Instructions for the task: Search the entries below. Return every line that has "RMSE" in it.

───── Data provided

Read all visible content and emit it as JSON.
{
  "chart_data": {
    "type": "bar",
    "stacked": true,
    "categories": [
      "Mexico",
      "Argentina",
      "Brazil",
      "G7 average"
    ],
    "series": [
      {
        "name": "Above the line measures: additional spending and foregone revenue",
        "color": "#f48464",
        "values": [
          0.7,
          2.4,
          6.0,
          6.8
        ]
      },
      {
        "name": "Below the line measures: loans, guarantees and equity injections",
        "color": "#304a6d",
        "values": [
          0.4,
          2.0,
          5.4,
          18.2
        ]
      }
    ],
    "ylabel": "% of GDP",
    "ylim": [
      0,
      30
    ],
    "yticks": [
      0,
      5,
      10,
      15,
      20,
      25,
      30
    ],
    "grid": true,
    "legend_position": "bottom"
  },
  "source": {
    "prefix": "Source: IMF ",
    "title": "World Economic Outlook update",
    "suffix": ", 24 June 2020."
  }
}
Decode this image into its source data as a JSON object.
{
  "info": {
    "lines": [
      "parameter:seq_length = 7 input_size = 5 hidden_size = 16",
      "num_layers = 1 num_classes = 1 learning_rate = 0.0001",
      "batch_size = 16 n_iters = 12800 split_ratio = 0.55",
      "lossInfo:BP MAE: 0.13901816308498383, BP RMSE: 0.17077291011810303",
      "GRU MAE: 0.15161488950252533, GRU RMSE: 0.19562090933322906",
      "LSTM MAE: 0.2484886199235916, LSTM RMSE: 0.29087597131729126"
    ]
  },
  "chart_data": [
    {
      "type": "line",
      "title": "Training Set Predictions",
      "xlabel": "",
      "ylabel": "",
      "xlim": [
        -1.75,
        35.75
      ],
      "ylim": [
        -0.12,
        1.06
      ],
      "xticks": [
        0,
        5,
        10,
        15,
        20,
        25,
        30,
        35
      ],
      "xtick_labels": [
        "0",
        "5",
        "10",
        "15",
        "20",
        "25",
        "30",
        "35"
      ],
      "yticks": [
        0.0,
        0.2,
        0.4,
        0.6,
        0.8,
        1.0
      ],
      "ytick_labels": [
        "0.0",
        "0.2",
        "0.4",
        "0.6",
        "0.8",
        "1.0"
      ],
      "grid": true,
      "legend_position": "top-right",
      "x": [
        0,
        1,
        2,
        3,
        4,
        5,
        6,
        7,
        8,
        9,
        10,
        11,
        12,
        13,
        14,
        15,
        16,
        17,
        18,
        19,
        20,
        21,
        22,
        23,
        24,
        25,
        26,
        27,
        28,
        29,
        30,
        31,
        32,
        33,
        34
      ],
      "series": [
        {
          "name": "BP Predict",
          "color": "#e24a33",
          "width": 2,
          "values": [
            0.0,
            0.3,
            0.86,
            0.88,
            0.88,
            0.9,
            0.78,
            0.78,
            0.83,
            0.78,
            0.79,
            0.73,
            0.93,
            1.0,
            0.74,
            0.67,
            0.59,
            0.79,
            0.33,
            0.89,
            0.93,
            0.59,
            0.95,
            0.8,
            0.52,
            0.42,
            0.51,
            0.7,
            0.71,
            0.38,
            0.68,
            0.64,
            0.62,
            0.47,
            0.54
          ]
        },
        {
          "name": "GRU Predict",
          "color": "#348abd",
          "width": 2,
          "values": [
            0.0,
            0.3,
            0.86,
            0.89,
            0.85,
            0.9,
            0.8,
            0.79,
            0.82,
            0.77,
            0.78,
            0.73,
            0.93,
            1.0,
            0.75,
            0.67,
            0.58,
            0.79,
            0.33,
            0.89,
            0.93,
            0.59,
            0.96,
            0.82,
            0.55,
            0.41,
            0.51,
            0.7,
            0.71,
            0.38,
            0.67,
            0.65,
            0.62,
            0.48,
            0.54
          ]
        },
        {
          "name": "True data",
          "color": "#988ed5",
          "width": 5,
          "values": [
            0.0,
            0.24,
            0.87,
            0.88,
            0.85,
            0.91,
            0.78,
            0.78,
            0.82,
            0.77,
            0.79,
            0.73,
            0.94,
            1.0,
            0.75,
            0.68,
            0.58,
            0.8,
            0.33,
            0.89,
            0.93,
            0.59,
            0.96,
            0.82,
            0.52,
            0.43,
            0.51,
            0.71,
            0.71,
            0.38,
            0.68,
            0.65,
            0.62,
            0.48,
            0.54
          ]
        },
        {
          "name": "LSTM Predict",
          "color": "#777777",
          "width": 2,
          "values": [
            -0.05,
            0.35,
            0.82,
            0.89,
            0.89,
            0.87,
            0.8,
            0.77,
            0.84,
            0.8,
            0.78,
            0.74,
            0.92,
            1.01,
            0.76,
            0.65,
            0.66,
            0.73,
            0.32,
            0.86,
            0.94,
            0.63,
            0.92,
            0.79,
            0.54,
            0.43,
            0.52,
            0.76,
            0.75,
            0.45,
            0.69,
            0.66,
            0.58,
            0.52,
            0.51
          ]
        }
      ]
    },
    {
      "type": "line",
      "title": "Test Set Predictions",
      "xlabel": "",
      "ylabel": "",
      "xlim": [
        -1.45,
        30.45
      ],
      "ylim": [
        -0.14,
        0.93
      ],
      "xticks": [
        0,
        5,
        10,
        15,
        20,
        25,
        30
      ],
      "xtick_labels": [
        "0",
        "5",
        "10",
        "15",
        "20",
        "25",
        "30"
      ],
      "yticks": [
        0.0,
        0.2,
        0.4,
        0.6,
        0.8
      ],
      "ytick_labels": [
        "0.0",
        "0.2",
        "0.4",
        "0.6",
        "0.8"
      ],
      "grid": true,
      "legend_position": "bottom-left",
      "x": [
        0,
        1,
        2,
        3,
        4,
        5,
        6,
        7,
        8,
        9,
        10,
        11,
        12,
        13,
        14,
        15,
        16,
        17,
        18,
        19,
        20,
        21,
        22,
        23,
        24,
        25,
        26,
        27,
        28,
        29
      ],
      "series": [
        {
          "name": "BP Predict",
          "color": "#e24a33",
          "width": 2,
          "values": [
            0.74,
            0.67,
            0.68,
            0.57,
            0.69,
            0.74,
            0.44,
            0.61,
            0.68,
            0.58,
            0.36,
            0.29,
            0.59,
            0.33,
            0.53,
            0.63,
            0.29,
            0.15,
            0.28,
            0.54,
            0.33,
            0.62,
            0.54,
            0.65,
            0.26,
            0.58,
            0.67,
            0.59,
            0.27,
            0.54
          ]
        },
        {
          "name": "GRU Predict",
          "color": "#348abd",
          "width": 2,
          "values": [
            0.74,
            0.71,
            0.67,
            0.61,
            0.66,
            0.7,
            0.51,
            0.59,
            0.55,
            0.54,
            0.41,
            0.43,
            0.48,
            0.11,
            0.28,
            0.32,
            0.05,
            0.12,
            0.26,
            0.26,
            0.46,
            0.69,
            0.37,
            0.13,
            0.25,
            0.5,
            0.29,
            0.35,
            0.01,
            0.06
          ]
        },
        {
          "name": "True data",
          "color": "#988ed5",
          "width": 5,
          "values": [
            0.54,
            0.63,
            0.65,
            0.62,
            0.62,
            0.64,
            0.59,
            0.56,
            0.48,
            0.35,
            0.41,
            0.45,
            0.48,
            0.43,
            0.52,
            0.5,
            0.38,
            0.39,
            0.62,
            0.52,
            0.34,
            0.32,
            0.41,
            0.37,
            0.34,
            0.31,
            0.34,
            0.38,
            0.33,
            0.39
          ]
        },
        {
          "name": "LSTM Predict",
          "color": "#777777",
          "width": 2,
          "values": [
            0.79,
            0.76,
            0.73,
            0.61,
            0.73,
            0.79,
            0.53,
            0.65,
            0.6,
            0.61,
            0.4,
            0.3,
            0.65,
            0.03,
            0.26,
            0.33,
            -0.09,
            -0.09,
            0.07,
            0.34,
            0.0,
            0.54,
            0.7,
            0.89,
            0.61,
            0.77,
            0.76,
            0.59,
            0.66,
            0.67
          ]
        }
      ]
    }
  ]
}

──────────

Exercise result:
      "lossInfo:BP MAE: 0.13901816308498383, BP RMSE: 0.17077291011810303",
      "GRU MAE: 0.15161488950252533, GRU RMSE: 0.19562090933322906",
      "LSTM MAE: 0.2484886199235916, LSTM RMSE: 0.29087597131729126"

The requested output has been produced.